→ Given text:
※ ※ ※

# Putting a deer in a car



## nmubowyer (Sep 11, 2007)

Has anyone ever used a car to transport a deer? My truck is about to die, and I'm thinking about buying a car next, but I'm a little worried about getting my deer home with it.


----------



## hntnmn23 (Feb 26, 2007)

I have hauled plenty of them in the trunk of my car. I had 2 100+lbs does in the back of my old taurus a few years ago. All I did was lay down a big tarp and through them in.


----------



## nmubowyer (Sep 11, 2007)

with bigger deer did you ever quarter them up out in the field, or just throw em in the trunk?

thanks


----------



## iwantabuggy (Feb 15, 2005)

I have done is several times also. No problem. I would suggest skinning and cooling before hauling one for a long trip, however.


----------



## nmubowyer (Sep 11, 2007)

so it sounds like just to make a half hour trip from the woods to your house isnt a big deal then


----------



## Hunter_58346 (May 22, 2003)

Cant beat it!!


----------



## hntnmn23 (Feb 26, 2007)

nmubowyer said:


> so it sounds like just to make a half hour trip from the woods to your house isnt a big deal then


No it wont be a problem, i hauled them over an hour back there with out an issue. If it is warm and it is possible throw a bag of ice in the chest cavity for the ride home, but only a half hour shouldnt be that bad.


----------



## crosshunt (Feb 10, 2009)

i was huntin with a friend and thats all he had was a car and he got a pretty decent 10 point that we put in his car but we had to jam it in there pretty good but because of his rack we couldnt close the trunk all the way so we had to tie the lid down. but i dont know who could go from a truck to a car. i dont know what i would do without my truck!!


----------



## NDTerminator (Aug 20, 2003)

A few times in my younger days I was forced to stuff a deer into the trunk of a car. Aftterward I told my wife, "now I know what a mafia hitman feels like"....


----------



## Plainsman (Jul 30, 2003)

I had a 1979 Mazda GLC that huntin1 and I took everywhere. It was a hatchback and once I tied a bucks head to his hind feet so I could slide him in the back, and a doe in the back seat at the same time.

You can find a reciever hitch that will bolt to your rear bumper. If that doesn'st work bolt an angle iron to your frame and attach the reciever hitch to that. Then you can use this: http://www.cabelas.com/cabelas/en/templ ... hasJS=true

I have one for my truck and one for my Polaris Ranger. I have carried two deer on it behind my Polaris Ranger. The one for my truck I have had for a long time. I carried three deer back from Montana with it on my 1987 Tyotoa Four Runner.


----------



## nmubowyer (Sep 11, 2007)

thanks for the info guys, the one thing i was worried about was haulin deer and it doesnt sound like its too big of an issue, i hate to give up a truck but its hard to argue with the economy of a car and gas/initial expense savings


----------



## Conservit (Mar 25, 2009)

Plainsman said:


> I had a 1979 Mazda GLC that huntin1 and I took everywhere. It was a hatchback and once I tied a bucks head to his hind feet so I could slide him in the back, and a doe in the back seat at the same time.

※ ※ ※

→ Records shown:
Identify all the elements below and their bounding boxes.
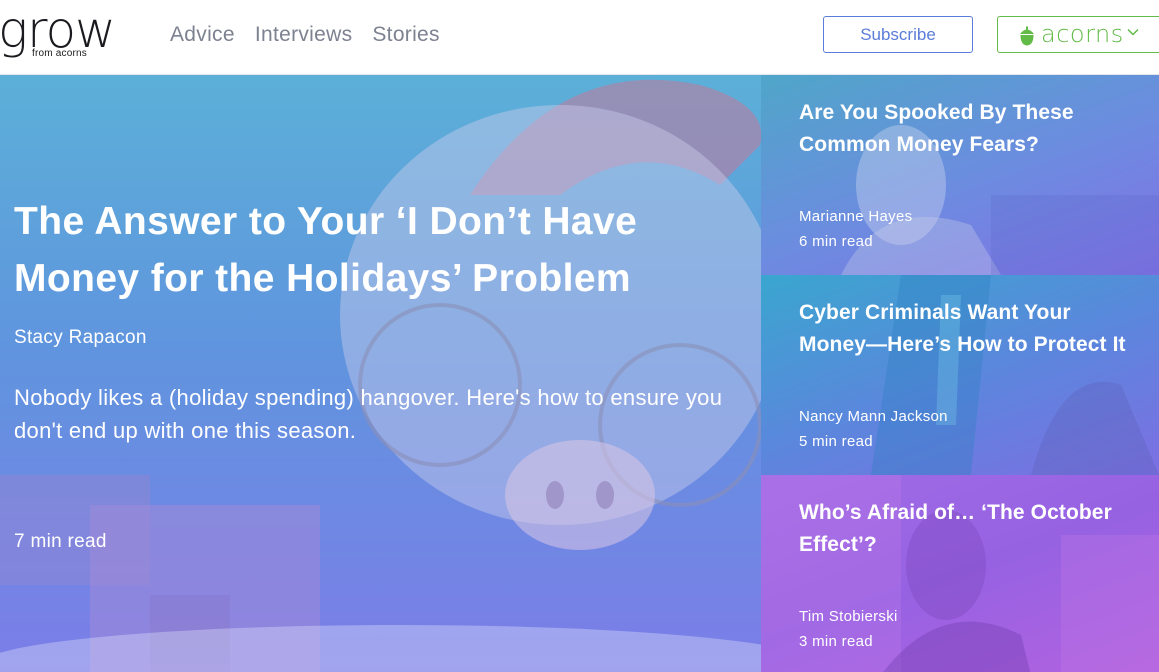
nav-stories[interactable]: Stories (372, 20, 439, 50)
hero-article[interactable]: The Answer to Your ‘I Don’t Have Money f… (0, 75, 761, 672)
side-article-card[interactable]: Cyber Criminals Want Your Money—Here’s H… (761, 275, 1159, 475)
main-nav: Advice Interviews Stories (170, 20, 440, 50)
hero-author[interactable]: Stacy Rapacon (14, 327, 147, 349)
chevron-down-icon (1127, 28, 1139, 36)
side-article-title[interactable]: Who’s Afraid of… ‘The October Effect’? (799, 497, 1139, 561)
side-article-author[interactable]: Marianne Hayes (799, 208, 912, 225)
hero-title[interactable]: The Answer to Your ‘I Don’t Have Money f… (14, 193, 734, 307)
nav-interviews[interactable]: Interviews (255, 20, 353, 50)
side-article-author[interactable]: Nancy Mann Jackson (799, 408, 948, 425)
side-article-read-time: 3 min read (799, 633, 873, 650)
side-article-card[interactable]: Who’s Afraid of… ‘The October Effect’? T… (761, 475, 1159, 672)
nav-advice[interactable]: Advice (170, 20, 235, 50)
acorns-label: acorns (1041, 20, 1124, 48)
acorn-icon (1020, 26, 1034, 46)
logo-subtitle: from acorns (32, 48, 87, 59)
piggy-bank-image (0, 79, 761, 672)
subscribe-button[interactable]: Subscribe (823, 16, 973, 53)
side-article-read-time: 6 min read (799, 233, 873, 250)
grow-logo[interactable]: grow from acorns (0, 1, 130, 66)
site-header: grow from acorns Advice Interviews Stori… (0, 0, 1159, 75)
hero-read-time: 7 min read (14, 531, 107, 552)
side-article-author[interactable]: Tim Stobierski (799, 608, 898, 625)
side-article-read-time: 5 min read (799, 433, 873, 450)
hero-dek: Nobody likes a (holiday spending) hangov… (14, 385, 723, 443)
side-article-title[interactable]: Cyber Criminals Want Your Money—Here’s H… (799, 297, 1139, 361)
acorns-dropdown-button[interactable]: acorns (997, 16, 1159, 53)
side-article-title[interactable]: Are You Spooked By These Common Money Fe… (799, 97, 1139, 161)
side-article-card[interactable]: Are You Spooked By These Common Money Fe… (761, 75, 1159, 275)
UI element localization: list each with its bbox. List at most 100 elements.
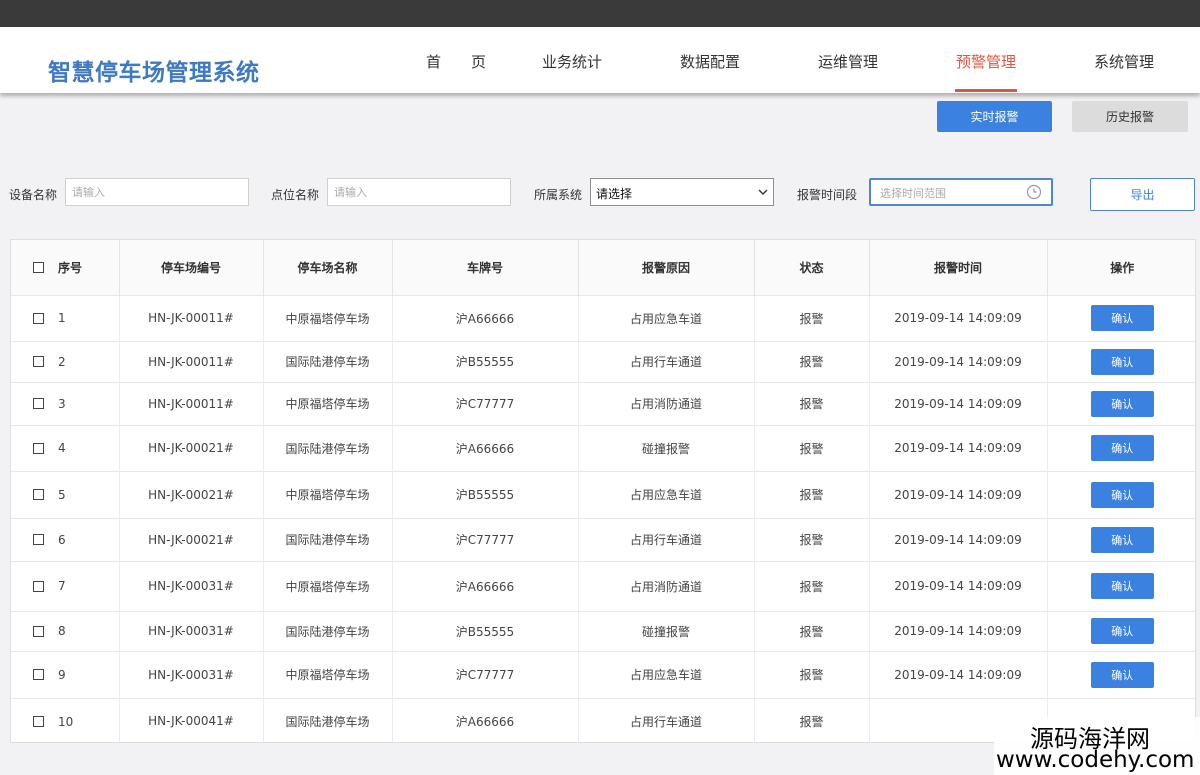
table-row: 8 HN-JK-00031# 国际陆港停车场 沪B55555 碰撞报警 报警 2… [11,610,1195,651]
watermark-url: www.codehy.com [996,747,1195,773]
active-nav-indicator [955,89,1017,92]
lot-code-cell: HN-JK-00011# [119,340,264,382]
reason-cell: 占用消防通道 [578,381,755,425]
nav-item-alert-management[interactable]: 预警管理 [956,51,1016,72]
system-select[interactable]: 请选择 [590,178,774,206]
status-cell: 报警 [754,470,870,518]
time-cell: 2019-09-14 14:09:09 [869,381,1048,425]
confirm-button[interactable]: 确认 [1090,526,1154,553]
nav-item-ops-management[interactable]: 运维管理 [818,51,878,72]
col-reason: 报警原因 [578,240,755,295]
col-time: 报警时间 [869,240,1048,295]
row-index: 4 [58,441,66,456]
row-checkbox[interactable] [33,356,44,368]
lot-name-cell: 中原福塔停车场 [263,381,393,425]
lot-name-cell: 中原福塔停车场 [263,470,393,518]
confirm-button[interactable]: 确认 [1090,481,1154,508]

※ ※ ※

→ Request 1: In the thread about hauling a deer in a car, what did hntnmn23 lay down before putting two does in the back of the Taurus?
→ Request 2: Continue the forum thread on hauling a deer in a car, starting after the last post shown.
The lines play no part in this.

→ Exercise answer 1: A big tarp.

→ Exercise answer 2:
> 
> You might be a ******* ifyou have ever.... :beer:


----------



## specialpatrolgroup (Jan 16, 2009)

Do what my cousin did the year his truck died on the way to deer camp, he rented a chevy caviler, and put 1 small deer in the trunk, and one larger deer in the back seat, no tarps or nothing. I can't imagine the guy at the dealer who took that back, it looks like someone was murdered in it.


----------



## nmubowyer (Sep 11, 2007)

haha he must have had the extra insurance, dont think id do that with my own vehicle


----------



## doublereed (Mar 27, 2009)

Get a hatchback car..... Plenty of room!


----------



## hunt4P&amp;Y (Sep 23, 2004)

I had a nice buck in the back of my hunting car two years ago. Let me tell you having a 130" buck hanging out the back of a Chevy Cav, in Fargo turns some heads! :beer:


----------



## nmubowyer (Sep 11, 2007)

yeah i bet having a deer hangin out of my car in rochester, mn where i am moving will turn some heads too, probably wont be the warm welcome im used to here in michigans upper peninsula


----------



## Bustem36 (Feb 5, 2008)

nmubowyer said:


> yeah i bet having a deer hangin out of my car in rochester, mn where i am moving will turn some heads too, probably wont be the warm welcome im used to here in michigans upper peninsula


I've seen far stranger places people have hauled deer in Minnesota. Drive up and down I-94 during deer season and you'll get more thumbs up than anything.

I've seen hatchbacks with fawns stretched out on top like a rug and motor homes with deer ONTOP!! The best was the guy that had one of those things that go into the hitch and people put coolers and stuff on. Guy had no tailgate just a cargo net thing on his truck and maybe his guns and two bags in the box (fullsize truck). For some reason puts his buck(120-130incher) on the hauler thing on the hitch! I was probably 4 vehicle lengths behind hm when he hits a big bump in the road. Bye Bye deer and horn exploded.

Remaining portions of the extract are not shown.